Exercise description: Return each entry exactly, with none missing.

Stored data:
##########

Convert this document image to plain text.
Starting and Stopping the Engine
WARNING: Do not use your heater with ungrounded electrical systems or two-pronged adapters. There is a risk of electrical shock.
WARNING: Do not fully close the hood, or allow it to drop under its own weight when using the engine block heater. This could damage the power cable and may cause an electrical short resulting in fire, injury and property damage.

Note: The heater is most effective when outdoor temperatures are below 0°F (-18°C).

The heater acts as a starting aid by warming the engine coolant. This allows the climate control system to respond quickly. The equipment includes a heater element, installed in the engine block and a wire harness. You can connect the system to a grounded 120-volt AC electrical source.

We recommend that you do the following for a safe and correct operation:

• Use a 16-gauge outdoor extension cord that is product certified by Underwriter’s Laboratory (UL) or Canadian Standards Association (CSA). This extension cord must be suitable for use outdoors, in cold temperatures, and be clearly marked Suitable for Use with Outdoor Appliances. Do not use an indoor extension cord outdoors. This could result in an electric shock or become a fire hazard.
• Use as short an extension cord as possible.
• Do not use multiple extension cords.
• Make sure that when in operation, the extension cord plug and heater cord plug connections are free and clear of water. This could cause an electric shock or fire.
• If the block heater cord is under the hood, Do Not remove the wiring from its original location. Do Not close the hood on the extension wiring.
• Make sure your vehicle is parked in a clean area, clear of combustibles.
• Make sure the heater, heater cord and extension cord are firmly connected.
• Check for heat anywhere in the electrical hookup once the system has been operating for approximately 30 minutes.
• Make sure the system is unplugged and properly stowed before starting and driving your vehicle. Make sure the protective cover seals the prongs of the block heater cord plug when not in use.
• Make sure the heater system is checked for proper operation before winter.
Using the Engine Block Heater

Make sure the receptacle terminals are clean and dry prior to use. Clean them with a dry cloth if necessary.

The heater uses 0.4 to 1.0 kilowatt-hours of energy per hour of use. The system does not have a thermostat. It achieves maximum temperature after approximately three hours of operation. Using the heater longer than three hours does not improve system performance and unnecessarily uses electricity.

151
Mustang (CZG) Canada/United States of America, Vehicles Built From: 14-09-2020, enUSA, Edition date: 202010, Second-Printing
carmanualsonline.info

##########

Correct response:
Convert this document image to plain text.
Starting and Stopping the Engine
WARNING: Do not use your heater with ungrounded electrical systems or two-pronged adapters. There is a risk of electrical shock.
WARNING: Do not fully close the hood, or allow it to drop under its own weight when using the engine block heater. This could damage the power cable and may cause an electrical short resulting in fire, injury and property damage.

Note: The heater is most effective when outdoor temperatures are below 0°F (-18°C).

The heater acts as a starting aid by warming the engine coolant. This allows the climate control system to respond quickly. The equipment includes a heater element, installed in the engine block and a wire harness. You can connect the system to a grounded 120-volt AC electrical source.

We recommend that you do the following for a safe and correct operation:

• Use a 16-gauge outdoor extension cord that is product certified by Underwriter’s Laboratory (UL) or Canadian Standards Association (CSA). This extension cord must be suitable for use outdoors, in cold temperatures, and be clearly marked Suitable for Use with Outdoor Appliances. Do not use an indoor extension cord outdoors. This could result in an electric shock or become a fire hazard.
• Use as short an extension cord as possible.
• Do not use multiple extension cords.
• Make sure that when in operation, the extension cord plug and heater cord plug connections are free and clear of water. This could cause an electric shock or fire.
• If the block heater cord is under the hood, Do Not remove the wiring from its original location. Do Not close the hood on the extension wiring.
• Make sure your vehicle is parked in a clean area, clear of combustibles.
• Make sure the heater, heater cord and extension cord are firmly connected.
• Check for heat anywhere in the electrical hookup once the system has been operating for approximately 30 minutes.
• Make sure the system is unplugged and properly stowed before starting and driving your vehicle. Make sure the protective cover seals the prongs of the block heater cord plug when not in use.
• Make sure the heater system is checked for proper operation before winter.
Using the Engine Block Heater

Make sure the receptacle terminals are clean and dry prior to use. Clean them with a dry cloth if necessary.

The heater uses 0.4 to 1.0 kilowatt-hours of energy per hour of use. The system does not have a thermostat. It achieves maximum temperature after approximately three hours of operation. Using the heater longer than three hours does not improve system performance and unnecessarily uses electricity.

151
Mustang (CZG) Canada/United States of America, Vehicles Built From: 14-09-2020, enUSA, Edition date: 202010, Second-Printing
carmanualsonline.info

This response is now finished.